• **Instructions to follow**
Extract the text of every entry below exactly; leave images out.

(Dataset rows about figures)
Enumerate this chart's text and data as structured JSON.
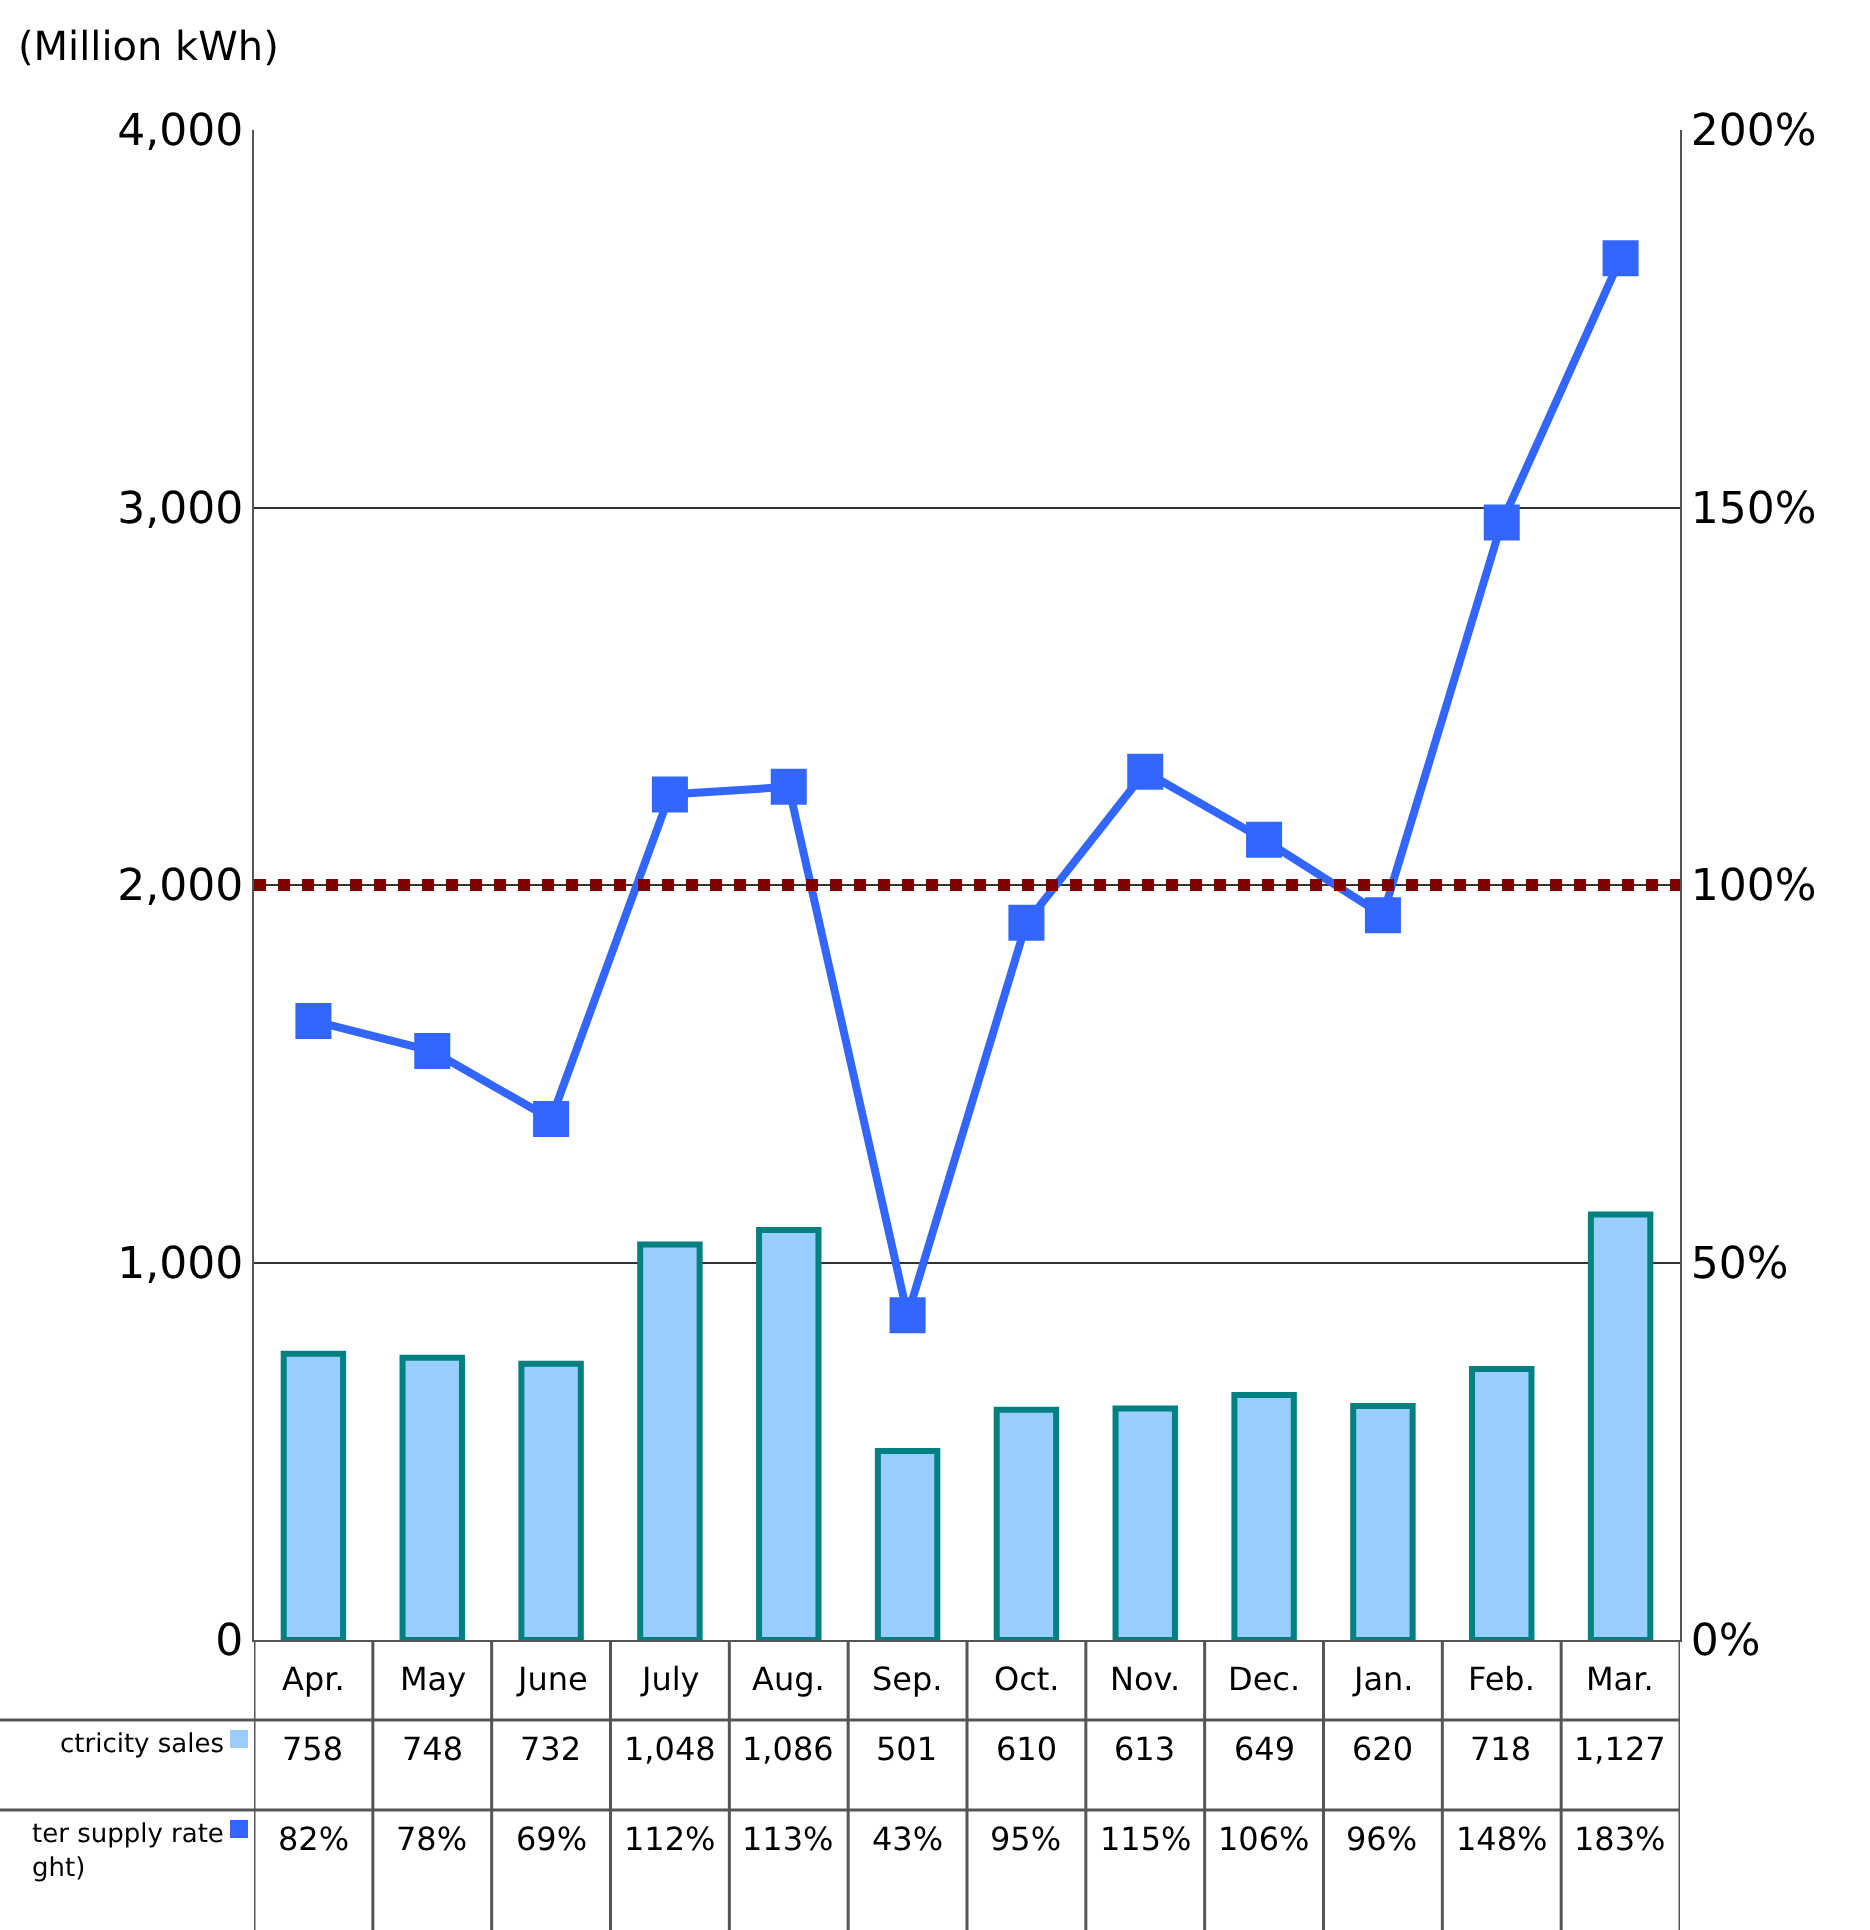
{
  "chart_data": {
    "type": "bar",
    "ylabel": "(Million kWh)",
    "categories": [
      "Apr.",
      "May",
      "June",
      "July",
      "Aug.",
      "Sep.",
      "Oct.",
      "Nov.",
      "Dec.",
      "Jan.",
      "Feb.",
      "Mar."
    ],
    "series": [
      {
        "name": "ctricity sales",
        "color": "#99ccff",
        "values": [
          758,
          748,
          732,
          1048,
          1086,
          501,
          610,
          613,
          649,
          620,
          718,
          1127
        ],
        "value_labels": [
          "758",
          "748",
          "732",
          "1,048",
          "1,086",
          "501",
          "610",
          "613",
          "649",
          "620",
          "718",
          "1,127"
        ]
      },
      {
        "name": "ter supply rate\nght)",
        "type": "line",
        "axis": "y2",
        "color": "#3366ff",
        "marker": "square",
        "values": [
          82,
          78,
          69,
          112,
          113,
          43,
          95,
          115,
          106,
          96,
          148,
          183
        ],
        "value_labels": [
          "82%",
          "78%",
          "69%",
          "112%",
          "113%",
          "43%",
          "95%",
          "115%",
          "106%",
          "96%",
          "148%",
          "183%"
        ]
      }
    ],
    "ylim": [
      0,
      4000
    ],
    "yticks": [
      0,
      {
        "value": 1000,
        "label": "1,000"
      },
      {
        "value": 2000,
        "label": "2,000"
      },
      {
        "value": 3000,
        "label": "3,000"
      },
      {
        "value": 4000,
        "label": "4,000"
      }
    ],
    "y2lim": [
      0,
      200
    ],
    "y2ticks": [
      {
        "value": 0,
        "label": "0%"
      },
      {
        "value": 50,
        "label": "50%"
      },
      {
        "value": 100,
        "label": "100%"
      },
      {
        "value": 150,
        "label": "150%"
      },
      {
        "value": 200,
        "label": "200%"
      }
    ],
    "ref_lines": [
      {
        "axis": "y2",
        "value": 100,
        "color": "#800000",
        "line_style": "dotted"
      }
    ],
    "grid": "y",
    "legend": "bottom left",
    "data_labels": true
  }
}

• **Task response**
Enumerate this chart's text and data as structured JSON.
{
  "chart_data": {
    "type": "bar",
    "ylabel": "(Million kWh)",
    "categories": [
      "Apr.",
      "May",
      "June",
      "July",
      "Aug.",
      "Sep.",
      "Oct.",
      "Nov.",
      "Dec.",
      "Jan.",
      "Feb.",
      "Mar."
    ],
    "series": [
      {
        "name": "ctricity sales",
        "color": "#99ccff",
        "values": [
          758,
          748,
          732,
          1048,
          1086,
          501,
          610,
          613,
          649,
          620,
          718,
          1127
        ],
        "value_labels": [
          "758",
          "748",
          "732",
          "1,048",
          "1,086",
          "501",
          "610",
          "613",
          "649",
          "620",
          "718",
          "1,127"
        ]
      },
      {
        "name": "ter supply rate\nght)",
        "type": "line",
        "axis": "y2",
        "color": "#3366ff",
        "marker": "square",
        "values": [
          82,
          78,
          69,
          112,
          113,
          43,
          95,
          115,
          106,
          96,
          148,
          183
        ],
        "value_labels": [
          "82%",
          "78%",
          "69%",
          "112%",
          "113%",
          "43%",
          "95%",
          "115%",
          "106%",
          "96%",
          "148%",
          "183%"
        ]
      }
    ],
    "ylim": [
      0,
      4000
    ],
    "yticks": [
      0,
      {
        "value": 1000,
        "label": "1,000"
      },
      {
        "value": 2000,
        "label": "2,000"
      },
      {
        "value": 3000,
        "label": "3,000"
      },
      {
        "value": 4000,
        "label": "4,000"
      }
    ],
    "y2lim": [
      0,
      200
    ],
    "y2ticks": [
      {
        "value": 0,
        "label": "0%"
      },
      {
        "value": 50,
        "label": "50%"
      },
      {
        "value": 100,
        "label": "100%"
      },
      {
        "value": 150,
        "label": "150%"
      },
      {
        "value": 200,
        "label": "200%"
      }
    ],
    "ref_lines": [
      {
        "axis": "y2",
        "value": 100,
        "color": "#800000",
        "line_style": "dotted"
      }
    ],
    "grid": "y",
    "legend": "bottom left",
    "data_labels": true
  }
}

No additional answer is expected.